Aim of the task:
Copy all lines holding the word "Wäschedesinfektion" from the entries.

Supplied data:
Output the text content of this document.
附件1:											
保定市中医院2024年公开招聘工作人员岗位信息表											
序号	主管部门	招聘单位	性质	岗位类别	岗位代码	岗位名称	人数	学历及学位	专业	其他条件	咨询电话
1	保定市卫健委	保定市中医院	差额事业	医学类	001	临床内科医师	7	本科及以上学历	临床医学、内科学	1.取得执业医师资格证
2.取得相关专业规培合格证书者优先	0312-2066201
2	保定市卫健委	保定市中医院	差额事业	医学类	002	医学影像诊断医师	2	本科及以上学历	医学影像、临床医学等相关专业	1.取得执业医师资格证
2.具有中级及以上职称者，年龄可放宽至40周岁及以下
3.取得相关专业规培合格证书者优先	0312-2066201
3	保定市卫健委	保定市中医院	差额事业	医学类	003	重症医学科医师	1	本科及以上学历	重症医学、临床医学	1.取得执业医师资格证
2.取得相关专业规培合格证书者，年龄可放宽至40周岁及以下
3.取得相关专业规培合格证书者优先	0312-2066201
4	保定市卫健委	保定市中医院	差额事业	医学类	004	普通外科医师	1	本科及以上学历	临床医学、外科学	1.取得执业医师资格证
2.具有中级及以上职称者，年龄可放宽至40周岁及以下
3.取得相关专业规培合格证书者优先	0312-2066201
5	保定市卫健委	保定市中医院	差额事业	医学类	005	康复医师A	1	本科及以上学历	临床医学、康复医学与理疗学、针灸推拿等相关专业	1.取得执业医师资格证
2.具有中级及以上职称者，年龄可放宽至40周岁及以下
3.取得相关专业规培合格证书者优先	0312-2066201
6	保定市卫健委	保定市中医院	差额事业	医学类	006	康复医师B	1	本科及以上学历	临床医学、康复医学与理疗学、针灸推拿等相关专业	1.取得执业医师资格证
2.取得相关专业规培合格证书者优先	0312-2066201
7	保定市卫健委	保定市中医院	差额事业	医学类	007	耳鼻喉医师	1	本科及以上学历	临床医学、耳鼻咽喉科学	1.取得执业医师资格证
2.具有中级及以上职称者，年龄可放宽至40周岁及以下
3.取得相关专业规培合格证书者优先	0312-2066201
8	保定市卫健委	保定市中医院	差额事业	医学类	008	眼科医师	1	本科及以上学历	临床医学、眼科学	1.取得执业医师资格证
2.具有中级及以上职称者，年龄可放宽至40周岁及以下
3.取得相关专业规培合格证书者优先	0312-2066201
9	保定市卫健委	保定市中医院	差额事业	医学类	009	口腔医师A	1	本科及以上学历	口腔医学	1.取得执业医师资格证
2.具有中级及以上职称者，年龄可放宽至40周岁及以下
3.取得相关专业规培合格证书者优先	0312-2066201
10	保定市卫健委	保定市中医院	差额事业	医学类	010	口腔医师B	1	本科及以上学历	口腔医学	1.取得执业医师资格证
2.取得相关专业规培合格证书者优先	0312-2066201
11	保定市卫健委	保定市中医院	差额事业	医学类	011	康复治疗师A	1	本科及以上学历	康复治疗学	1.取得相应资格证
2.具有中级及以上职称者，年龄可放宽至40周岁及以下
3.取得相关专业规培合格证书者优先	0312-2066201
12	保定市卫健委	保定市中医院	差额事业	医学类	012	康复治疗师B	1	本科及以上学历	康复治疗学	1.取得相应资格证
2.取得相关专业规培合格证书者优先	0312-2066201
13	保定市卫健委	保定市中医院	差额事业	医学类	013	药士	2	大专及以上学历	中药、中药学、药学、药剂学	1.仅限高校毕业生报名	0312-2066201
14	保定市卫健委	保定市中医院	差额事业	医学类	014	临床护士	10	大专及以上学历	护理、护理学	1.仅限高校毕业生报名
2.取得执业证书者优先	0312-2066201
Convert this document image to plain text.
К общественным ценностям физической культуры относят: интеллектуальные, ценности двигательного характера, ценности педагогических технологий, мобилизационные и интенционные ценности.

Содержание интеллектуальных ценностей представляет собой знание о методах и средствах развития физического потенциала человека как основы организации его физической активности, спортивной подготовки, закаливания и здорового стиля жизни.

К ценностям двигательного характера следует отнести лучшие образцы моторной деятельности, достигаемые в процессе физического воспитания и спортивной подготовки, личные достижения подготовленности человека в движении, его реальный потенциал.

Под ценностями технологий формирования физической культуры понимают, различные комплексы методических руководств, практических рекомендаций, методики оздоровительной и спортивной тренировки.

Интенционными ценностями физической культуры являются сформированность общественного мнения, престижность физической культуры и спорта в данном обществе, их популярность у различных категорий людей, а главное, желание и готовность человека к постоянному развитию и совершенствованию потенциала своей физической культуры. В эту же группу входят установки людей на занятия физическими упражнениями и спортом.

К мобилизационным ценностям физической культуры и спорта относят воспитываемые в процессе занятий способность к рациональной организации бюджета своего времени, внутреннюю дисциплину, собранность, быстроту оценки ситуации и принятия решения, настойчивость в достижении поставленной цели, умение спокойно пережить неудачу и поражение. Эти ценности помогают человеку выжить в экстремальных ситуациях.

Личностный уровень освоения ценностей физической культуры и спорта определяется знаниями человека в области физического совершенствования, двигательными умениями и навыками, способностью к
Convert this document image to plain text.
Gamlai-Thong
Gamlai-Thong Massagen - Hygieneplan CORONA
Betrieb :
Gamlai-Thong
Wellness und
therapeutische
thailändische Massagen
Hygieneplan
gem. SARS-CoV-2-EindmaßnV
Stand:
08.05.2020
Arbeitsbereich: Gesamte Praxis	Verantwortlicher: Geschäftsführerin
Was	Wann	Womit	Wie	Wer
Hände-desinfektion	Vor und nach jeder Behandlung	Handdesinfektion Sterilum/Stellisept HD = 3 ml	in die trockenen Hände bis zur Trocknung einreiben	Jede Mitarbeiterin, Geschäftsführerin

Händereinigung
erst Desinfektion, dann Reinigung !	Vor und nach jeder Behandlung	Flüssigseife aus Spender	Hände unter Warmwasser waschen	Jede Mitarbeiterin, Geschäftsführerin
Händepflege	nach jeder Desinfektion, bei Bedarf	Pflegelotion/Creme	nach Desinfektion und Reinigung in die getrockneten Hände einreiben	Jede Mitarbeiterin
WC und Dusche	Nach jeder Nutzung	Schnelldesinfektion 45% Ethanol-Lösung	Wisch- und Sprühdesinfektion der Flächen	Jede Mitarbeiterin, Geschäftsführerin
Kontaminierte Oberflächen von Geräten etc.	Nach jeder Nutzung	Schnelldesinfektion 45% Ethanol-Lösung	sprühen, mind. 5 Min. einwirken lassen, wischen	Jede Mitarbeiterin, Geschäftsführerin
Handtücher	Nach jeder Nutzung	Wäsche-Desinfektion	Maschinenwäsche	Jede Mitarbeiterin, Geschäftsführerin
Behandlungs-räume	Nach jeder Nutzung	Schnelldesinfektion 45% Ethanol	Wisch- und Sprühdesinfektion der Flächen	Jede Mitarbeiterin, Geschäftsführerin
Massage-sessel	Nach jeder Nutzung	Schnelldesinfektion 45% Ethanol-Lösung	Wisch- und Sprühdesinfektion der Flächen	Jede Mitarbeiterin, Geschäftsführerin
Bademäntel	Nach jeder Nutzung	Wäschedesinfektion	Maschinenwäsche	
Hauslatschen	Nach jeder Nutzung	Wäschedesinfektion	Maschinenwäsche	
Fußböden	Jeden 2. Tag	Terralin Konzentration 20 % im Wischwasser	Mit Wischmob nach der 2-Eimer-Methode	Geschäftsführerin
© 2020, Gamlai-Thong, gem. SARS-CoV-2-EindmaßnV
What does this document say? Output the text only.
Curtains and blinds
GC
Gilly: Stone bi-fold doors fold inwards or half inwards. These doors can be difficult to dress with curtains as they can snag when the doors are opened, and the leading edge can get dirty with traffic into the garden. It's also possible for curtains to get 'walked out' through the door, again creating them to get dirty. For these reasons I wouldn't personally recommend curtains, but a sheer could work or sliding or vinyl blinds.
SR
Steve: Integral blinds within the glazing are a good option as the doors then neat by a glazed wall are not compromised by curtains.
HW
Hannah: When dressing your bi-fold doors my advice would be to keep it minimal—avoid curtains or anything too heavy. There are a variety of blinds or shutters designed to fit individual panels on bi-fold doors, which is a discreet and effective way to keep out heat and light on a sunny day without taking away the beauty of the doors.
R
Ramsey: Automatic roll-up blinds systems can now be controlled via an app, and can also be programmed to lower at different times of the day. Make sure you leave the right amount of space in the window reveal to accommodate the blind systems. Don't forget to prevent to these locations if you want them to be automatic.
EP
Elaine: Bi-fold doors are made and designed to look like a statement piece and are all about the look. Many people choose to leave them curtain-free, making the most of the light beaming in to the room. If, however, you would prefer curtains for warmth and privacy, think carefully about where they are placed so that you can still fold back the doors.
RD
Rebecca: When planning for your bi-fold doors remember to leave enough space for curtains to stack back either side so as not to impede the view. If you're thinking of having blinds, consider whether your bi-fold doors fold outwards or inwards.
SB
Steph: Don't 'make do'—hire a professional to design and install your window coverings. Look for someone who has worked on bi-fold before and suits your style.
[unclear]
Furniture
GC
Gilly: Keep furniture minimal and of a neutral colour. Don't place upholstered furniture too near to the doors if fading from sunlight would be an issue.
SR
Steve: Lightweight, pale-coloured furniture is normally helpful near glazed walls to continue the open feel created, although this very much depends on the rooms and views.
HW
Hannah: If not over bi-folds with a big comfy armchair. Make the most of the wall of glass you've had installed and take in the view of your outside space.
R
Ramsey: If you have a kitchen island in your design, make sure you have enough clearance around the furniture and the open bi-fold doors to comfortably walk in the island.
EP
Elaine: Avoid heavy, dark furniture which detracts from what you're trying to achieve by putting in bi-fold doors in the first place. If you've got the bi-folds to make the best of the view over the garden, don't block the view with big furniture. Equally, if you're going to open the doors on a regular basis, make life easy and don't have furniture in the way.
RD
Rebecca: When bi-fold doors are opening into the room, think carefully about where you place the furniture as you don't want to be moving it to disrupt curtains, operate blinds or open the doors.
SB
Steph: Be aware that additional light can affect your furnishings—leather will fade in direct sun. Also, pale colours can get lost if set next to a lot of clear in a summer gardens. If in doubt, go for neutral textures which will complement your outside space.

Output for this task:
Bademäntel	Nach jeder Nutzung	Wäschedesinfektion	Maschinenwäsche	
Hauslatschen	Nach jeder Nutzung	Wäschedesinfektion	Maschinenwäsche	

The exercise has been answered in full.